Exercise directions: Let the answer be the lines from the one with "OCR this image." to the end of the entries, copied exactly with both boundary lines kept.

Provided records:
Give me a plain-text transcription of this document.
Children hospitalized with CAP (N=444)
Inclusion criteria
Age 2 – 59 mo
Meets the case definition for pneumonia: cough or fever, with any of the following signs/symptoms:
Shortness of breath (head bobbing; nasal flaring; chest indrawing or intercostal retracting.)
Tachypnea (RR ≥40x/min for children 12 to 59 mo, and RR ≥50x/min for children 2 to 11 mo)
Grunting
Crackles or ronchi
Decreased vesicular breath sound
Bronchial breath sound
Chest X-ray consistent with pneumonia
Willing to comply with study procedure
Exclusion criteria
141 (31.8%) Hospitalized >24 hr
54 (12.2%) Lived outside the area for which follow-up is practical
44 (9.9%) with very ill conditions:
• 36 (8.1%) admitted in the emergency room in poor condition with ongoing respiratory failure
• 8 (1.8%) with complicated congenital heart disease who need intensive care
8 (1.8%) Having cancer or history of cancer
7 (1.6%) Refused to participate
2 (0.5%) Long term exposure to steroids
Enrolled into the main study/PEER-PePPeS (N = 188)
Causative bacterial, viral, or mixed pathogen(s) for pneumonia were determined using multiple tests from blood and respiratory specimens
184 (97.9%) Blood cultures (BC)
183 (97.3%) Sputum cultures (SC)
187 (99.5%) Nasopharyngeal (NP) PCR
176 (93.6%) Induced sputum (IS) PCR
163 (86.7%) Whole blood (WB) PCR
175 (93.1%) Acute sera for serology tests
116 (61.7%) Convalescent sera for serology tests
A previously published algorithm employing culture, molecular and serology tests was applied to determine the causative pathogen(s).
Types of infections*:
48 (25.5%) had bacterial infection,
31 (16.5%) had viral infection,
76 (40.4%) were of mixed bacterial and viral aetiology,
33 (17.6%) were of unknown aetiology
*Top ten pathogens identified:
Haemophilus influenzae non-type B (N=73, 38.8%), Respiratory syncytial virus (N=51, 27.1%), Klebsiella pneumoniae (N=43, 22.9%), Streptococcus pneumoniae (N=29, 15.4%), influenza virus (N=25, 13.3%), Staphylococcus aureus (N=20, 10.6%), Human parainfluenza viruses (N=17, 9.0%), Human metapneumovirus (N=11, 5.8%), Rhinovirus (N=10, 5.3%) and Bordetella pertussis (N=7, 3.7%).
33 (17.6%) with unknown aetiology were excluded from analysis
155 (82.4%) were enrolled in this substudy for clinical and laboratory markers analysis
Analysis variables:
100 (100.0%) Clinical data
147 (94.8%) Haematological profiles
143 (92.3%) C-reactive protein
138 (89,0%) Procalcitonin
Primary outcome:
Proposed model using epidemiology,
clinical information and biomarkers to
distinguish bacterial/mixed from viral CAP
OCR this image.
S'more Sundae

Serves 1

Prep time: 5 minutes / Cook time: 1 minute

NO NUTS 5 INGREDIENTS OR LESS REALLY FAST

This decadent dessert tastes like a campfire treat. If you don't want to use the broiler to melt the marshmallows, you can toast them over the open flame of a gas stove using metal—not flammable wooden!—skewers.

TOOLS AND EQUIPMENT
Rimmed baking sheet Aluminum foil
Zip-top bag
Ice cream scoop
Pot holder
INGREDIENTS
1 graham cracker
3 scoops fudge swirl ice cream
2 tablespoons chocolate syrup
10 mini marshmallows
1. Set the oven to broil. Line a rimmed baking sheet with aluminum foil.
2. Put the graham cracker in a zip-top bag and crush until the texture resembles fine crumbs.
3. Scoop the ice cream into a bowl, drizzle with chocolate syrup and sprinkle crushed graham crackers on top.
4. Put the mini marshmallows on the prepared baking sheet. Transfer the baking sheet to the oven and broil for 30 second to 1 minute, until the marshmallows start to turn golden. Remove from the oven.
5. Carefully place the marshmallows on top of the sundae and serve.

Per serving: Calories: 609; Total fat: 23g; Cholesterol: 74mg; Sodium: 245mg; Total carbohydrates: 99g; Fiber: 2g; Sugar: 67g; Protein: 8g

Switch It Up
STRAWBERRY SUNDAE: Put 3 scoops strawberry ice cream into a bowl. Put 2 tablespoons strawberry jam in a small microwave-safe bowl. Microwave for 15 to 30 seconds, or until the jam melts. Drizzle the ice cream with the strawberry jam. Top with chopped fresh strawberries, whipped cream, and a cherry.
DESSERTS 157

Final answer:
OCR this image.
S'more Sundae

Serves 1

Prep time: 5 minutes / Cook time: 1 minute

NO NUTS 5 INGREDIENTS OR LESS REALLY FAST

This decadent dessert tastes like a campfire treat. If you don't want to use the broiler to melt the marshmallows, you can toast them over the open flame of a gas stove using metal—not flammable wooden!—skewers.

TOOLS AND EQUIPMENT
Rimmed baking sheet Aluminum foil
Zip-top bag
Ice cream scoop
Pot holder
INGREDIENTS
1 graham cracker
3 scoops fudge swirl ice cream
2 tablespoons chocolate syrup
10 mini marshmallows
1. Set the oven to broil. Line a rimmed baking sheet with aluminum foil.
2. Put the graham cracker in a zip-top bag and crush until the texture resembles fine crumbs.
3. Scoop the ice cream into a bowl, drizzle with chocolate syrup and sprinkle crushed graham crackers on top.
4. Put the mini marshmallows on the prepared baking sheet. Transfer the baking sheet to the oven and broil for 30 second to 1 minute, until the marshmallows start to turn golden. Remove from the oven.
5. Carefully place the marshmallows on top of the sundae and serve.

Per serving: Calories: 609; Total fat: 23g; Cholesterol: 74mg; Sodium: 245mg; Total carbohydrates: 99g; Fiber: 2g; Sugar: 67g; Protein: 8g

Switch It Up
STRAWBERRY SUNDAE: Put 3 scoops strawberry ice cream into a bowl. Put 2 tablespoons strawberry jam in a small microwave-safe bowl. Microwave for 15 to 30 seconds, or until the jam melts. Drizzle the ice cream with the strawberry jam. Top with chopped fresh strawberries, whipped cream, and a cherry.
DESSERTS 157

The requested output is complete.